Problem to work on
Go through the entries and say how many lines contain the string "certificate". The number is the whole answer.

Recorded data
>>

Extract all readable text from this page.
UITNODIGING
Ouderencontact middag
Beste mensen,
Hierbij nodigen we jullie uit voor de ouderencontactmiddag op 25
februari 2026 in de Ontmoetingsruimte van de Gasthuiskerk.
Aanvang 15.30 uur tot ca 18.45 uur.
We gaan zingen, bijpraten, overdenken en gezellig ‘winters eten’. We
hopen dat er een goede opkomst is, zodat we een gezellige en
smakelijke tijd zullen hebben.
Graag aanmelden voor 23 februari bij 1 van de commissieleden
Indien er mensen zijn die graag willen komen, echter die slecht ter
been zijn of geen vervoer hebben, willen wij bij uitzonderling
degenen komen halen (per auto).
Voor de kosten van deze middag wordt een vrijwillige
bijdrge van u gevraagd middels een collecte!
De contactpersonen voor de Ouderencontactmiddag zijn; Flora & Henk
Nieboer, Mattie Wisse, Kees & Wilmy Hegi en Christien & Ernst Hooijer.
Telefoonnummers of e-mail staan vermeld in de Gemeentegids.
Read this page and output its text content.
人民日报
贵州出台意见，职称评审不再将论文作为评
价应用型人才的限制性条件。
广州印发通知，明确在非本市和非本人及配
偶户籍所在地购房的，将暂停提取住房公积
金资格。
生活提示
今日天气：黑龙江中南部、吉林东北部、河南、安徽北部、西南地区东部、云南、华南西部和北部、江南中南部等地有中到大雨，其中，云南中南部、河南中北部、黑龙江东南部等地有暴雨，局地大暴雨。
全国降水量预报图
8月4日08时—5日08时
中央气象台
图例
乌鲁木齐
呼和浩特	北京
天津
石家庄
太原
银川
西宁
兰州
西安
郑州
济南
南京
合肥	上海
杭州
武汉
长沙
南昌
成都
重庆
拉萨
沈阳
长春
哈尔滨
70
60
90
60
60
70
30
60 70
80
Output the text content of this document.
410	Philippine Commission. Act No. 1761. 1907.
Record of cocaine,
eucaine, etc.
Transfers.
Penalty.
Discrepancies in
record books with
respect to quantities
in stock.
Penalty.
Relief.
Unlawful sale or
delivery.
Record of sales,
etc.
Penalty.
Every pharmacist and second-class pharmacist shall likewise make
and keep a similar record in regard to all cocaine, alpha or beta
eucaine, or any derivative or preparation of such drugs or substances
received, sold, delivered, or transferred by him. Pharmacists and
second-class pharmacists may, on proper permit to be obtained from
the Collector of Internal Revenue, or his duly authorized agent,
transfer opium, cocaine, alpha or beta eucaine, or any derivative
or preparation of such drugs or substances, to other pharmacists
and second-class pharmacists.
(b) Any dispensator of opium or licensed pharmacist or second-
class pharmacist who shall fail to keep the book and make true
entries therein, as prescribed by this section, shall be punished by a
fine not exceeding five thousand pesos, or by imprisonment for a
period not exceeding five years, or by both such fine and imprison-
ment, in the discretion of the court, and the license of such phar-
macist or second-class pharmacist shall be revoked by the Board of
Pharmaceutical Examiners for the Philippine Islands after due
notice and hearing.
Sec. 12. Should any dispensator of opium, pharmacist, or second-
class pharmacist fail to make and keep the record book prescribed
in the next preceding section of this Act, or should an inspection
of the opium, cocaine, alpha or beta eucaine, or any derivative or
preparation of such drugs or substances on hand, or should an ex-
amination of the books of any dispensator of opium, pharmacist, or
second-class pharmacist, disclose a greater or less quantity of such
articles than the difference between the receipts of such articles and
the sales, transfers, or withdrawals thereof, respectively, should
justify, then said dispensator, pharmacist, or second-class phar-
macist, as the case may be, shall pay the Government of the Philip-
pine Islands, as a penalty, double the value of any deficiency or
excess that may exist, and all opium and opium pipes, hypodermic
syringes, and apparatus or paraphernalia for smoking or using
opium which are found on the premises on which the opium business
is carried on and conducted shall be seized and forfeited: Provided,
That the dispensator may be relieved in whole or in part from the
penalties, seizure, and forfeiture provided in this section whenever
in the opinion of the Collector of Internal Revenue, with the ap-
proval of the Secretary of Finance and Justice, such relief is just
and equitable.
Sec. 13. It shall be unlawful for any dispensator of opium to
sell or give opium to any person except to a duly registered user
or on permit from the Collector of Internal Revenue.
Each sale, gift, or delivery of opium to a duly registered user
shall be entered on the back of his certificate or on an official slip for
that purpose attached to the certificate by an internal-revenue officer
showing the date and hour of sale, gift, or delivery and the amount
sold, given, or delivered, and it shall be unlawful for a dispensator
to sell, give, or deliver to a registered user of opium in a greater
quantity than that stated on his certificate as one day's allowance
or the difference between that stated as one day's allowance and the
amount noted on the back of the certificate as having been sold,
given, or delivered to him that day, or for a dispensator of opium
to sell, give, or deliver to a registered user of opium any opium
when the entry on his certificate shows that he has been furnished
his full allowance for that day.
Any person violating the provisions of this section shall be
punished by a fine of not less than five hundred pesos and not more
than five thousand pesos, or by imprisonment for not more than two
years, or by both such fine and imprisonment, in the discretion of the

<<

Solution for this problem
5